Your task
All lines in the data bearing the string "javoblari" should be identified and copied.

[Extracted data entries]
%%

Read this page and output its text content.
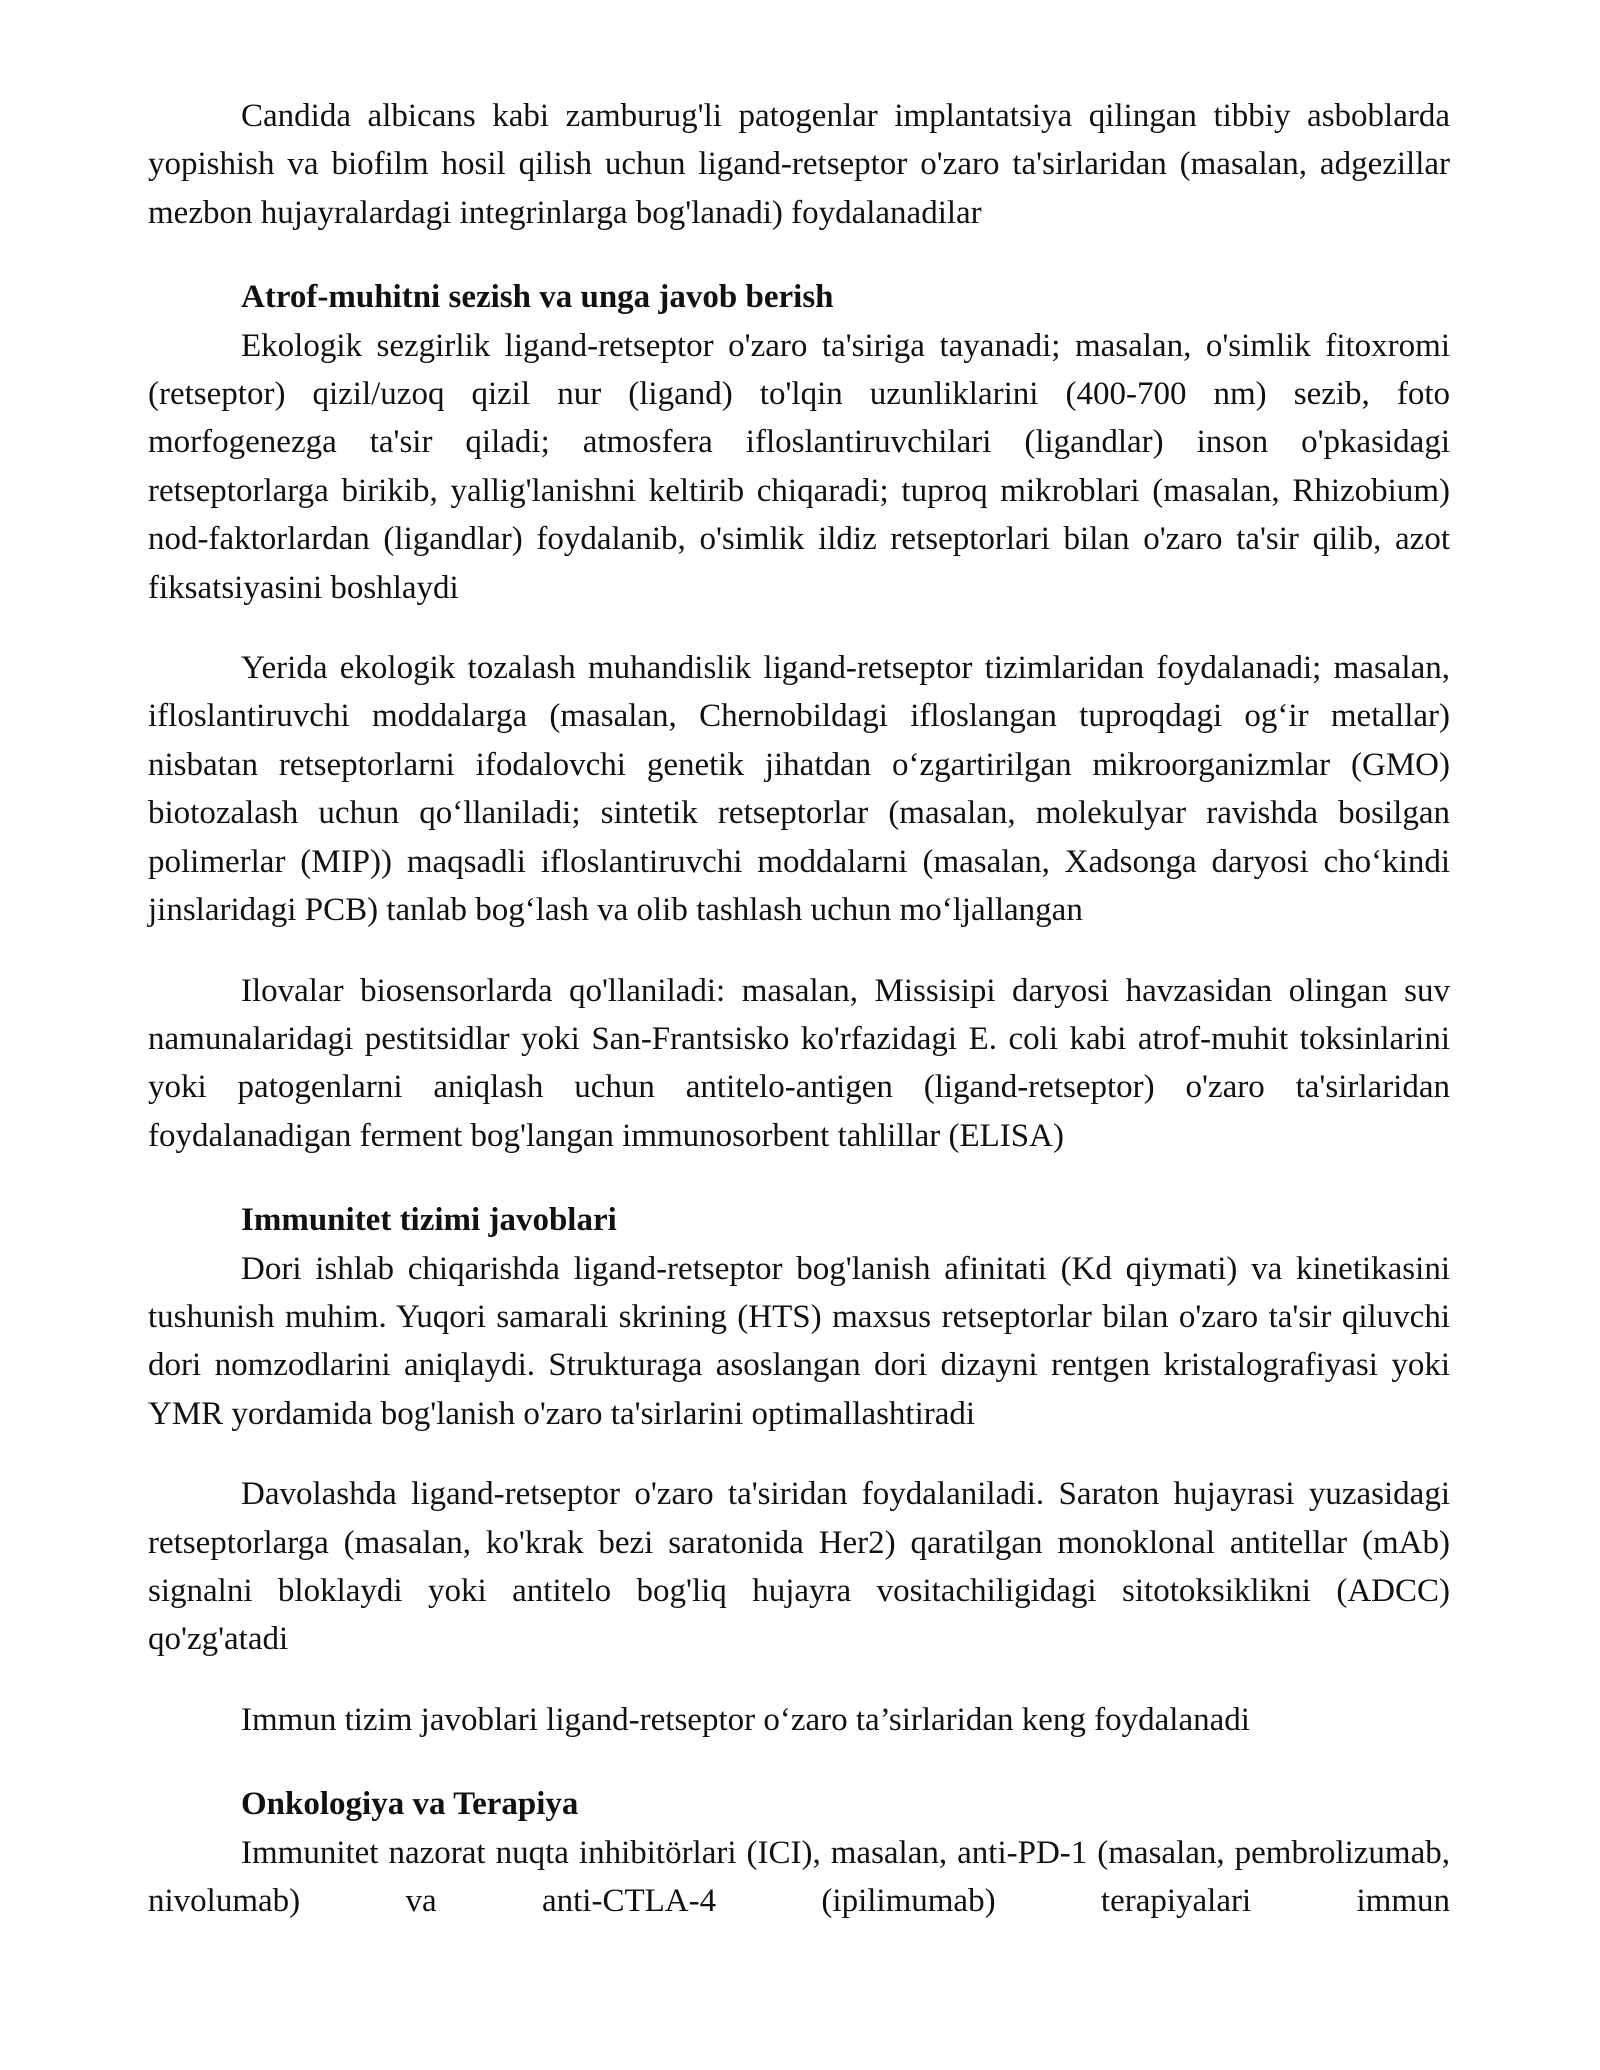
Candida albicans kabi zamburug'li patogenlar implantatsiya qilingan tibbiy asboblarda yopishish va biofilm hosil qilish uchun ligand-retseptor o'zaro ta'sirlaridan (masalan, adgezillar mezbon hujayralardagi integrinlarga bog'lanadi) foydalanadilar

Atrof-muhitni sezish va unga javob berish

Ekologik sezgirlik ligand-retseptor o'zaro ta'siriga tayanadi; masalan, o'simlik fitoxromi (retseptor) qizil/uzoq qizil nur (ligand) to'lqin uzunliklarini (400-700 nm) sezib, foto morfogenezga ta'sir qiladi; atmosfera ifloslantiruvchilari (ligandlar) inson o'pkasidagi retseptorlarga birikib, yallig'lanishni keltirib chiqaradi; tuproq mikroblari (masalan, Rhizobium) nod-faktorlardan (ligandlar) foydalanib, o'simlik ildiz retseptorlari bilan o'zaro ta'sir qilib, azot fiksatsiyasini boshlaydi

Yerida ekologik tozalash muhandislik ligand-retseptor tizimlaridan foydalanadi; masalan, ifloslantiruvchi moddalarga (masalan, Chernobildagi ifloslangan tuproqdagi og‘ir metallar) nisbatan retseptorlarni ifodalovchi genetik jihatdan o‘zgartirilgan mikroorganizmlar (GMO) biotozalash uchun qo‘llaniladi; sintetik retseptorlar (masalan, molekulyar ravishda bosilgan polimerlar (MIP)) maqsadli ifloslantiruvchi moddalarni (masalan, Xadsonga daryosi cho‘kindi jinslaridagi PCB) tanlab bog‘lash va olib tashlash uchun mo‘ljallangan

Ilovalar biosensorlarda qo'llaniladi: masalan, Missisipi daryosi havzasidan olingan suv namunalaridagi pestitsidlar yoki San-Frantsisko ko'rfazidagi E. coli kabi atrof-muhit toksinlarini yoki patogenlarni aniqlash uchun antitelo-antigen (ligand-retseptor) o'zaro ta'sirlaridan foydalanadigan ferment bog'langan immunosorbent tahlillar (ELISA)

Immunitet tizimi javoblari

Dori ishlab chiqarishda ligand-retseptor bog'lanish afinitati (Kd qiymati) va kinetikasini tushunish muhim. Yuqori samarali skrining (HTS) maxsus retseptorlar bilan o'zaro ta'sir qiluvchi dori nomzodlarini aniqlaydi. Strukturaga asoslangan dori dizayni rentgen kristalografiyasi yoki YMR yordamida bog'lanish o'zaro ta'sirlarini optimallashtiradi

Davolashda ligand-retseptor o'zaro ta'siridan foydalaniladi. Saraton hujayrasi yuzasidagi retseptorlarga (masalan, ko'krak bezi saratonida Her2) qaratilgan monoklonal antitellar (mAb) signalni bloklaydi yoki antitelo bog'liq hujayra vositachiligidagi sitotoksiklikni (ADCC) qo'zg'atadi

Immun tizim javoblari ligand-retseptor o‘zaro ta’sirlaridan keng foydalanadi

Onkologiya va Terapiya

Immunitet nazorat nuqta inhibitörlari (ICI), masalan, anti-PD-1 (masalan, pembrolizumab, nivolumab) va anti-CTLA-4 (ipilimumab) terapiyalari immun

%%

Correct output
Immunitet tizimi javoblari
Immun tizim javoblari ligand-retseptor o‘zaro ta’sirlaridan keng foydalanadi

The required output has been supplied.